• Page text:
--- START ---

Sign in to follow this  
Infinisearch

DX12 estimating how much time gpu work will take

Recommended Posts

So I was reading the presentation Practical DirectX 12 - Programming Model and Hardware Capabilities again and finally decided to tackle proper command list submission.  Things mentioned in the document regarding this subject:

Aim for (per-frame): ● 15-30 Command Lists ● 5-10 ‘ExecuteCommandLists’ calls

Each ‘ ExecuteCommandLists’ has a fixed CPU overhead ● Underneath this call triggers a flush ● So batch up command lists

Try to put at least 200μs of GPU work in each ‘ExecuteCommandLists’, preferably 500μs

Small calls to ‘ExecuteCommandLists’ complete faster than the OS scheduler can submit new ones

OS takes ~60μs to schedule upcoming work

So basically I want to estimate how long my draw calls take.  Benchmarking for a particular piece of hardware seems impractical.  So given the stats primitive count, pixel count(approximately how many screen space pixels the call will be rendered to), and some precomputed metric associated with shader ALU complexity(like # of alu ops) do you think that I can get a reasonable estimation of how much time a draw call will take?

What do you do to take this into account?

What about other things like transitions?  I can only think of actual measurement in this case.

Share this post


Link to post
Share on other sites

Is that "You should have at least 15 but no more than 30 command lists", or is it "You should have no more than approx 15-30 command lists"? I've typically always used very few command lists when possible, even just one per frame on many games!

If you've got 16ms of work per frame and it's evenly split over 30 command lists, that's an average 500μs per list (so maybe some are 200μs while others are 800μs), which fits with their advice to aim for at least 200-500μs per list :)

2 hours ago, Infinisearch said:

Benchmarking for a particular piece of hardware seems impractical.

Benchmark for your high-spec hardware, and then you know that for low-spec hardware the times will be bigger, and for higher-spec hardware you don't care because performance won't be an issue for users that have better hardware!

--- END ---

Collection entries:
--- START ---

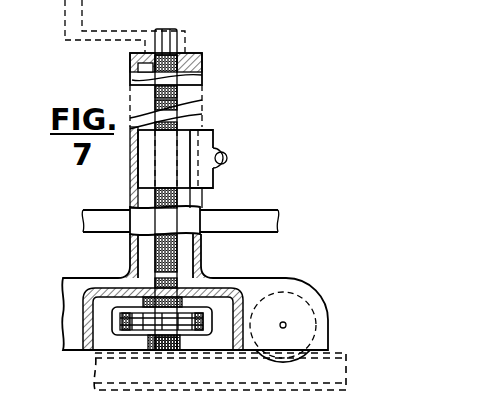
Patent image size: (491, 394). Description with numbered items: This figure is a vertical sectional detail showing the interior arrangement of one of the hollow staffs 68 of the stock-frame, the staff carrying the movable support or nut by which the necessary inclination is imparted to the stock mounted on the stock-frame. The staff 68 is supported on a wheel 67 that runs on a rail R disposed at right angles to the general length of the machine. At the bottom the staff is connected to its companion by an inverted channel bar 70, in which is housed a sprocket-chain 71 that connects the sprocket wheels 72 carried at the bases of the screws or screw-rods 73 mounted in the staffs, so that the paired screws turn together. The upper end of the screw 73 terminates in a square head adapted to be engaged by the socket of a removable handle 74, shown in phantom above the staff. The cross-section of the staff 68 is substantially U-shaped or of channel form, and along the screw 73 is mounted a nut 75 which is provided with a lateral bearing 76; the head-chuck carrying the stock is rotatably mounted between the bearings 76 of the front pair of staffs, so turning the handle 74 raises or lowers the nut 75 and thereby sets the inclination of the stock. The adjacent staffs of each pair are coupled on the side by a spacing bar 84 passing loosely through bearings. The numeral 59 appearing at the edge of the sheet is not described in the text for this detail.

The reference numeral from adjacent portion 59 is at (14, 145).
The removable handle 74 is at (95, 41).
The hollow staff 68 is at (192, 110).
The lateral bearing 76 is at (233, 138).
The nut 75 is at (147, 167).
The spacing bar 84 is at (262, 218).
The screw-rod 73 is at (152, 247).
The inverted channel bar 70 is at (93, 300).
The sprocket-chain 71 is at (203, 320).
The sprocket wheel 72 is at (183, 317).
The wheel 67 is at (290, 300).
The rail R is at (97, 373).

--- END ---

Extract from the forum thread the passage starting with "Try to put at" and going on through "call will take?". Rely solely on the forum thread, not the entries.

• Right answer:
Try to put at least 200μs of GPU work in each ‘ExecuteCommandLists’, preferably 500μs

Small calls to ‘ExecuteCommandLists’ complete faster than the OS scheduler can submit new ones

OS takes ~60μs to schedule upcoming work

So basically I want to estimate how long my draw calls take.  Benchmarking for a particular piece of hardware seems impractical.  So given the stats primitive count, pixel count(approximately how many screen space pixels the call will be rendered to), and some precomputed metric associated with shader ALU complexity(like # of alu ops) do you think that I can get a reasonable estimation of how much time a draw call will take?